## [Task]
Print the listing below exactly.

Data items
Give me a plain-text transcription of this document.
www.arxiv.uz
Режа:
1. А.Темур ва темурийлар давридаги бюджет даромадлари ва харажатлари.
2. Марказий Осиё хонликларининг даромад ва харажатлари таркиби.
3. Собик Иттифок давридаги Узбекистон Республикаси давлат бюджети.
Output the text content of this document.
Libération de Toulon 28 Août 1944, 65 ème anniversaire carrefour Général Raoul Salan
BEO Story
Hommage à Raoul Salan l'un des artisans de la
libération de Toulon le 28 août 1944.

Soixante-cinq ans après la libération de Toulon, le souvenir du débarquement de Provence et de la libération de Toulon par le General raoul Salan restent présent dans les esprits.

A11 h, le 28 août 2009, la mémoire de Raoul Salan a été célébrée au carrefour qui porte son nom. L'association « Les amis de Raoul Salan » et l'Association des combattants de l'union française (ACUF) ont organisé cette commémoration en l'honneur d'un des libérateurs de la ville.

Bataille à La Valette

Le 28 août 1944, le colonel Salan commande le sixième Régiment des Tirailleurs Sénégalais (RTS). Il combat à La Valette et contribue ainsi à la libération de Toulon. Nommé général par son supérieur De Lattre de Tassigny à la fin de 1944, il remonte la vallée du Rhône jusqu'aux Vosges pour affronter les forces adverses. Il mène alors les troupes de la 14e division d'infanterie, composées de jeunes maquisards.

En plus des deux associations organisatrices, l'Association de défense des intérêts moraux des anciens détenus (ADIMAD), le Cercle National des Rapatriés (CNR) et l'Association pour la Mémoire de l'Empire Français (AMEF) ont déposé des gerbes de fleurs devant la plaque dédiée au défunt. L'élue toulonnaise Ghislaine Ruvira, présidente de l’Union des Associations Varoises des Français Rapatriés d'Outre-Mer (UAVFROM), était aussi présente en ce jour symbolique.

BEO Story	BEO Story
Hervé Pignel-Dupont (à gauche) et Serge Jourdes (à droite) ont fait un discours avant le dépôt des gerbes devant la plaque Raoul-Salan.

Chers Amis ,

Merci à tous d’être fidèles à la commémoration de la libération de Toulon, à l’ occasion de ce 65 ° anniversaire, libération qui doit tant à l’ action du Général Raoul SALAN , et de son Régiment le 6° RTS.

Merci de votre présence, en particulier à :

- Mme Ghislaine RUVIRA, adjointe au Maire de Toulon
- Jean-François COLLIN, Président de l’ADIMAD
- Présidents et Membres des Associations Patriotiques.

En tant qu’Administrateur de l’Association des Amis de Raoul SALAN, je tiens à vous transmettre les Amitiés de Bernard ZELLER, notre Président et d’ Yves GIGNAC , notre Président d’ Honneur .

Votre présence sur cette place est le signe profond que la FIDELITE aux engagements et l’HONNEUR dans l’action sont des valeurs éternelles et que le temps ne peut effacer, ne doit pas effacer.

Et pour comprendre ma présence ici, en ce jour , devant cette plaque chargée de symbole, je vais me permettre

## [Answer to the task]
Give me a plain-text transcription of this document.
www.arxiv.uz
Режа:
1. А.Темур ва темурийлар давридаги бюджет даромадлари ва харажатлари.
2. Марказий Осиё хонликларининг даромад ва харажатлари таркиби.
3. Собик Иттифок давридаги Узбекистон Республикаси давлат бюджети.
Output the text content of this document.
Libération de Toulon 28 Août 1944, 65 ème anniversaire carrefour Général Raoul Salan
BEO Story
Hommage à Raoul Salan l'un des artisans de la
libération de Toulon le 28 août 1944.

Soixante-cinq ans après la libération de Toulon, le souvenir du débarquement de Provence et de la libération de Toulon par le General raoul Salan restent présent dans les esprits.

A11 h, le 28 août 2009, la mémoire de Raoul Salan a été célébrée au carrefour qui porte son nom. L'association « Les amis de Raoul Salan » et l'Association des combattants de l'union française (ACUF) ont organisé cette commémoration en l'honneur d'un des libérateurs de la ville.

Bataille à La Valette

Le 28 août 1944, le colonel Salan commande le sixième Régiment des Tirailleurs Sénégalais (RTS). Il combat à La Valette et contribue ainsi à la libération de Toulon. Nommé général par son supérieur De Lattre de Tassigny à la fin de 1944, il remonte la vallée du Rhône jusqu'aux Vosges pour affronter les forces adverses. Il mène alors les troupes de la 14e division d'infanterie, composées de jeunes maquisards.

En plus des deux associations organisatrices, l'Association de défense des intérêts moraux des anciens détenus (ADIMAD), le Cercle National des Rapatriés (CNR) et l'Association pour la Mémoire de l'Empire Français (AMEF) ont déposé des gerbes de fleurs devant la plaque dédiée au défunt. L'élue toulonnaise Ghislaine Ruvira, présidente de l’Union des Associations Varoises des Français Rapatriés d'Outre-Mer (UAVFROM), était aussi présente en ce jour symbolique.

BEO Story	BEO Story
Hervé Pignel-Dupont (à gauche) et Serge Jourdes (à droite) ont fait un discours avant le dépôt des gerbes devant la plaque Raoul-Salan.

Chers Amis ,

Merci à tous d’être fidèles à la commémoration de la libération de Toulon, à l’ occasion de ce 65 ° anniversaire, libération qui doit tant à l’ action du Général Raoul SALAN , et de son Régiment le 6° RTS.

Merci de votre présence, en particulier à :

- Mme Ghislaine RUVIRA, adjointe au Maire de Toulon
- Jean-François COLLIN, Président de l’ADIMAD
- Présidents et Membres des Associations Patriotiques.

En tant qu’Administrateur de l’Association des Amis de Raoul SALAN, je tiens à vous transmettre les Amitiés de Bernard ZELLER, notre Président et d’ Yves GIGNAC , notre Président d’ Honneur .

Votre présence sur cette place est le signe profond que la FIDELITE aux engagements et l’HONNEUR dans l’action sont des valeurs éternelles et que le temps ne peut effacer, ne doit pas effacer.

Et pour comprendre ma présence ici, en ce jour , devant cette plaque chargée de symbole, je vais me permettre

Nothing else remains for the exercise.